- **Task**:
Can you output the records below exactly as they are written?
##### Records for this task #####
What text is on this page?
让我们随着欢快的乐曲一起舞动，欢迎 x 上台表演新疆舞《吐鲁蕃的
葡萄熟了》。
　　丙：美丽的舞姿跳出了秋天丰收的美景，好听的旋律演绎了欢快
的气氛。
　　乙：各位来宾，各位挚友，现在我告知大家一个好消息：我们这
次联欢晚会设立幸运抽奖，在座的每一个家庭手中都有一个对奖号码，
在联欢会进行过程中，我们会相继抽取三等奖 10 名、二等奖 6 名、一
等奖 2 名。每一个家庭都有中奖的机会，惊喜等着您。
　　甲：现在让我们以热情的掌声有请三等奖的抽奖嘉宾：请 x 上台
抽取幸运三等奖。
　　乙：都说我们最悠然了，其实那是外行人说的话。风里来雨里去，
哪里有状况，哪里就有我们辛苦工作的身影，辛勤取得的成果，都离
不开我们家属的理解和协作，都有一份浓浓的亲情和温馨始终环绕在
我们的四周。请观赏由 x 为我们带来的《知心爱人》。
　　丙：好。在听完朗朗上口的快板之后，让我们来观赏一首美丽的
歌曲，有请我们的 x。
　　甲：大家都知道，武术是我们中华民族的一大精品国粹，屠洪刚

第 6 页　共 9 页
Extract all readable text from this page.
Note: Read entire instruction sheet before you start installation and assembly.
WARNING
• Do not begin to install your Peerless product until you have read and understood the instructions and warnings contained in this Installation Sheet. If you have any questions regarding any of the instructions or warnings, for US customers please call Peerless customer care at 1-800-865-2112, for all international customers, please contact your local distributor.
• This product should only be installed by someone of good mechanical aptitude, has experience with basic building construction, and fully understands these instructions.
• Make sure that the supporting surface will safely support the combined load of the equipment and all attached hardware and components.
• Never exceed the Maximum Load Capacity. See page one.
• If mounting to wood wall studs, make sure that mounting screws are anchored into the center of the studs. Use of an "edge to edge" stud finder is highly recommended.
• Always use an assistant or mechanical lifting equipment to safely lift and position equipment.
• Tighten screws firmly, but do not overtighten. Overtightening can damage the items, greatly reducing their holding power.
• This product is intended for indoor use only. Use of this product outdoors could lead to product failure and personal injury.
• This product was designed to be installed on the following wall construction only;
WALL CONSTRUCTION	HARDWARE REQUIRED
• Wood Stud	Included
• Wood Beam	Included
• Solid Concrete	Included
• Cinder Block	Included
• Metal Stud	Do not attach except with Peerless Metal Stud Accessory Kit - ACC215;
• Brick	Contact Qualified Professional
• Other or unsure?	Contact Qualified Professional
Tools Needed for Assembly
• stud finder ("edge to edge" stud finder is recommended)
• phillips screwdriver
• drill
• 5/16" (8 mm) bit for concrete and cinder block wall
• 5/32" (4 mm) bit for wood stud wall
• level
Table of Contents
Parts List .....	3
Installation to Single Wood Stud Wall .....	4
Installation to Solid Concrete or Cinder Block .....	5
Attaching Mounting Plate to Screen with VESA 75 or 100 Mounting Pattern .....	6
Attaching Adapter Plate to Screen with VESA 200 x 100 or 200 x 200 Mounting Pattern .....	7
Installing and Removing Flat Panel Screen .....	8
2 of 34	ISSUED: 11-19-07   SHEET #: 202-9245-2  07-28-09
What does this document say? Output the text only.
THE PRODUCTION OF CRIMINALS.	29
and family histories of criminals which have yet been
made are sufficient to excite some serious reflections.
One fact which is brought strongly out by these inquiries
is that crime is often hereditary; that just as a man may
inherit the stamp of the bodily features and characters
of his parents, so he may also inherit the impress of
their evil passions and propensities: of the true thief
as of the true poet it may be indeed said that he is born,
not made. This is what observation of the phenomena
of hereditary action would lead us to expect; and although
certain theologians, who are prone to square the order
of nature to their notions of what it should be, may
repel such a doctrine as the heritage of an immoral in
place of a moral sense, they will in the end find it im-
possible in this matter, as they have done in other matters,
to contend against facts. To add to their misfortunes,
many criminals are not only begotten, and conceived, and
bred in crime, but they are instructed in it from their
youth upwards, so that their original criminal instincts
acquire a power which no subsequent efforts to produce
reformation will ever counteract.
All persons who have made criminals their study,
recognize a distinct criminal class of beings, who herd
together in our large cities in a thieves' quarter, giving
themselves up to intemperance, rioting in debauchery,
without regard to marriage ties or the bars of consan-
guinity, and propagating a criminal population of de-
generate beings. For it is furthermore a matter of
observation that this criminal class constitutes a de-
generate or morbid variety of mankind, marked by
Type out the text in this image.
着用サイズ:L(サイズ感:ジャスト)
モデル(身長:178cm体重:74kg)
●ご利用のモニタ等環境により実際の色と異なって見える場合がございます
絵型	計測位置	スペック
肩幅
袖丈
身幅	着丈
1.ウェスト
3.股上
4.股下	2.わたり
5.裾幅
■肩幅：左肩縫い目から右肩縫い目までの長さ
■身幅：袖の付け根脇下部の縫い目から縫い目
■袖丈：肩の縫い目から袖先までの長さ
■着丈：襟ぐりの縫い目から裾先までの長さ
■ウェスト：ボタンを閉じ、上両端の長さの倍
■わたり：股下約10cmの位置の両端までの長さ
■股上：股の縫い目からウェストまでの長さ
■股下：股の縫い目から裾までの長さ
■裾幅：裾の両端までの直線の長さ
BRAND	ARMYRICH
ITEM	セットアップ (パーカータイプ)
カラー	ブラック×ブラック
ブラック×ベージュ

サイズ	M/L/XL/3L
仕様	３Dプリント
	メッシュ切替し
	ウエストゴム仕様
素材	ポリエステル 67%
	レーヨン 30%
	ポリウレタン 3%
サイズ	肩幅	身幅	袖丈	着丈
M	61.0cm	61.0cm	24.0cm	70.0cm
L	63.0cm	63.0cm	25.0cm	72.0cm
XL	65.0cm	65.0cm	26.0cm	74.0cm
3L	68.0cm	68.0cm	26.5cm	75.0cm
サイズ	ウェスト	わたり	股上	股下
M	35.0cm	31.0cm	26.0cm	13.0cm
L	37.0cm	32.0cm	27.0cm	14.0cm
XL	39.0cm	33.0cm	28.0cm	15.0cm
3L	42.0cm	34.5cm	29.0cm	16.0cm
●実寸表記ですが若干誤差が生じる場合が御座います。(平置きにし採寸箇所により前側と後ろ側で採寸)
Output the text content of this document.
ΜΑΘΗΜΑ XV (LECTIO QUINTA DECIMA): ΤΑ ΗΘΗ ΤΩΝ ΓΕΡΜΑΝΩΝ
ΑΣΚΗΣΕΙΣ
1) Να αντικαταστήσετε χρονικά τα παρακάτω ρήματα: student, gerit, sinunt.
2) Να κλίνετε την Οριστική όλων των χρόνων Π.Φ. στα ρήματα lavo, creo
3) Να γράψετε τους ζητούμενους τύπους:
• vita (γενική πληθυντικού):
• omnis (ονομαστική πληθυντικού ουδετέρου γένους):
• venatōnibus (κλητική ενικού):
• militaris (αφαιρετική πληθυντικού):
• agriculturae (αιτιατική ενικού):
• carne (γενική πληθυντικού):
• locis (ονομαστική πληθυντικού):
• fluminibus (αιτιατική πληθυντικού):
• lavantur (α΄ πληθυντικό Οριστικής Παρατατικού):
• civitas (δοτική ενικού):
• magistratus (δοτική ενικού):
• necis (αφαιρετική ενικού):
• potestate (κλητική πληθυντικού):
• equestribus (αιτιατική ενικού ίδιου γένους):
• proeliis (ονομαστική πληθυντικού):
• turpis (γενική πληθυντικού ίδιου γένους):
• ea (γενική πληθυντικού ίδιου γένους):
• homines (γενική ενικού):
#####
- **Written response**:
What text is on this page?
让我们随着欢快的乐曲一起舞动，欢迎 x 上台表演新疆舞《吐鲁蕃的
葡萄熟了》。
　　丙：美丽的舞姿跳出了秋天丰收的美景，好听的旋律演绎了欢快
的气氛。
　　乙：各位来宾，各位挚友，现在我告知大家一个好消息：我们这
次联欢晚会设立幸运抽奖，在座的每一个家庭手中都有一个对奖号码，
在联欢会进行过程中，我们会相继抽取三等奖 10 名、二等奖 6 名、一
等奖 2 名。每一个家庭都有中奖的机会，惊喜等着您。
　　甲：现在让我们以热情的掌声有请三等奖的抽奖嘉宾：请 x 上台
抽取幸运三等奖。
　　乙：都说我们最悠然了，其实那是外行人说的话。风里来雨里去，
哪里有状况，哪里就有我们辛苦工作的身影，辛勤取得的成果，都离
不开我们家属的理解和协作，都有一份浓浓的亲情和温馨始终环绕在
我们的四周。请观赏由 x 为我们带来的《知心爱人》。
　　丙：好。在听完朗朗上口的快板之后，让我们来观赏一首美丽的
歌曲，有请我们的 x。
　　甲：大家都知道，武术是我们中华民族的一大精品国粹，屠洪刚

第 6 页　共 9 页
Extract all readable text from this page.
Note: Read entire instruction sheet before you start installation and assembly.
WARNING
• Do not begin to install your Peerless product until you have read and understood the instructions and warnings contained in this Installation Sheet. If you have any questions regarding any of the instructions or warnings, for US customers please call Peerless customer care at 1-800-865-2112, for all international customers, please contact your local distributor.
• This product should only be installed by someone of good mechanical aptitude, has experience with basic building construction, and fully understands these instructions.
• Make sure that the supporting surface will safely support the combined load of the equipment and all attached hardware and components.
• Never exceed the Maximum Load Capacity. See page one.
• If mounting to wood wall studs, make sure that mounting screws are anchored into the center of the studs. Use of an "edge to edge" stud finder is highly recommended.
• Always use an assistant or mechanical lifting equipment to safely lift and position equipment.
• Tighten screws firmly, but do not overtighten. Overtightening can damage the items, greatly reducing their holding power.
• This product is intended for indoor use only. Use of this product outdoors could lead to product failure and personal injury.
• This product was designed to be installed on the following wall construction only;
WALL CONSTRUCTION	HARDWARE REQUIRED
• Wood Stud	Included
• Wood Beam	Included
• Solid Concrete	Included
• Cinder Block	Included
• Metal Stud	Do not attach except with Peerless Metal Stud Accessory Kit - ACC215;
• Brick	Contact Qualified Professional
• Other or unsure?	Contact Qualified Professional
Tools Needed for Assembly
• stud finder ("edge to edge" stud finder is recommended)
• phillips screwdriver
• drill
• 5/16" (8 mm) bit for concrete and cinder block wall
• 5/32" (4 mm) bit for wood stud wall
• level
Table of Contents
Parts List .....	3
Installation to Single Wood Stud Wall .....	4
Installation to Solid Concrete or Cinder Block .....	5
Attaching Mounting Plate to Screen with VESA 75 or 100 Mounting Pattern .....	6
Attaching Adapter Plate to Screen with VESA 200 x 100 or 200 x 200 Mounting Pattern .....	7
Installing and Removing Flat Panel Screen .....	8
2 of 34	ISSUED: 11-19-07   SHEET #: 202-9245-2  07-28-09
What does this document say? Output the text only.
THE PRODUCTION OF CRIMINALS.	29
and family histories of criminals which have yet been
made are sufficient to excite some serious reflections.
One fact which is brought strongly out by these inquiries
is that crime is often hereditary; that just as a man may
inherit the stamp of the bodily features and characters
of his parents, so he may also inherit the impress of
their evil passions and propensities: of the true thief
as of the true poet it may be indeed said that he is born,
not made. This is what observation of the phenomena
of hereditary action would lead us to expect; and although
certain theologians, who are prone to square the order
of nature to their notions of what it should be, may
repel such a doctrine as the heritage of an immoral in
place of a moral sense, they will in the end find it im-
possible in this matter, as they have done in other matters,
to contend against facts. To add to their misfortunes,
many criminals are not only begotten, and conceived, and
bred in crime, but they are instructed in it from their
youth upwards, so that their original criminal instincts
acquire a power which no subsequent efforts to produce
reformation will ever counteract.
All persons who have made criminals their study,
recognize a distinct criminal class of beings, who herd
together in our large cities in a thieves' quarter, giving
themselves up to intemperance, rioting in debauchery,
without regard to marriage ties or the bars of consan-
guinity, and propagating a criminal population of de-
generate beings. For it is furthermore a matter of
observation that this criminal class constitutes a de-
generate or morbid variety of mankind, marked by
Type out the text in this image.
着用サイズ:L(サイズ感:ジャスト)
モデル(身長:178cm体重:74kg)
●ご利用のモニタ等環境により実際の色と異なって見える場合がございます
絵型	計測位置	スペック
肩幅
袖丈
身幅	着丈
1.ウェスト
3.股上
4.股下	2.わたり
5.裾幅
■肩幅：左肩縫い目から右肩縫い目までの長さ
■身幅：袖の付け根脇下部の縫い目から縫い目
■袖丈：肩の縫い目から袖先までの長さ
■着丈：襟ぐりの縫い目から裾先までの長さ
■ウェスト：ボタンを閉じ、上両端の長さの倍
■わたり：股下約10cmの位置の両端までの長さ
■股上：股の縫い目からウェストまでの長さ
■股下：股の縫い目から裾までの長さ
■裾幅：裾の両端までの直線の長さ
BRAND	ARMYRICH
ITEM	セットアップ (パーカータイプ)
カラー	ブラック×ブラック
ブラック×ベージュ

サイズ	M/L/XL/3L
仕様	３Dプリント
	メッシュ切替し
	ウエストゴム仕様
素材	ポリエステル 67%
	レーヨン 30%
	ポリウレタン 3%
サイズ	肩幅	身幅	袖丈	着丈
M	61.0cm	61.0cm	24.0cm	70.0cm
L	63.0cm	63.0cm	25.0cm	72.0cm
XL	65.0cm	65.0cm	26.0cm	74.0cm
3L	68.0cm	68.0cm	26.5cm	75.0cm
サイズ	ウェスト	わたり	股上	股下
M	35.0cm	31.0cm	26.0cm	13.0cm
L	37.0cm	32.0cm	27.0cm	14.0cm
XL	39.0cm	33.0cm	28.0cm	15.0cm
3L	42.0cm	34.5cm	29.0cm	16.0cm
●実寸表記ですが若干誤差が生じる場合が御座います。(平置きにし採寸箇所により前側と後ろ側で採寸)
Output the text content of this document.
ΜΑΘΗΜΑ XV (LECTIO QUINTA DECIMA): ΤΑ ΗΘΗ ΤΩΝ ΓΕΡΜΑΝΩΝ
ΑΣΚΗΣΕΙΣ
1) Να αντικαταστήσετε χρονικά τα παρακάτω ρήματα: student, gerit, sinunt.
2) Να κλίνετε την Οριστική όλων των χρόνων Π.Φ. στα ρήματα lavo, creo
3) Να γράψετε τους ζητούμενους τύπους:
• vita (γενική πληθυντικού):
• omnis (ονομαστική πληθυντικού ουδετέρου γένους):
• venatōnibus (κλητική ενικού):
• militaris (αφαιρετική πληθυντικού):
• agriculturae (αιτιατική ενικού):
• carne (γενική πληθυντικού):
• locis (ονομαστική πληθυντικού):
• fluminibus (αιτιατική πληθυντικού):
• lavantur (α΄ πληθυντικό Οριστικής Παρατατικού):
• civitas (δοτική ενικού):
• magistratus (δοτική ενικού):
• necis (αφαιρετική ενικού):
• potestate (κλητική πληθυντικού):
• equestribus (αιτιατική ενικού ίδιου γένους):
• proeliis (ονομαστική πληθυντικού):
• turpis (γενική πληθυντικού ίδιου γένους):
• ea (γενική πληθυντικού ίδιου γένους):
• homines (γενική ενικού):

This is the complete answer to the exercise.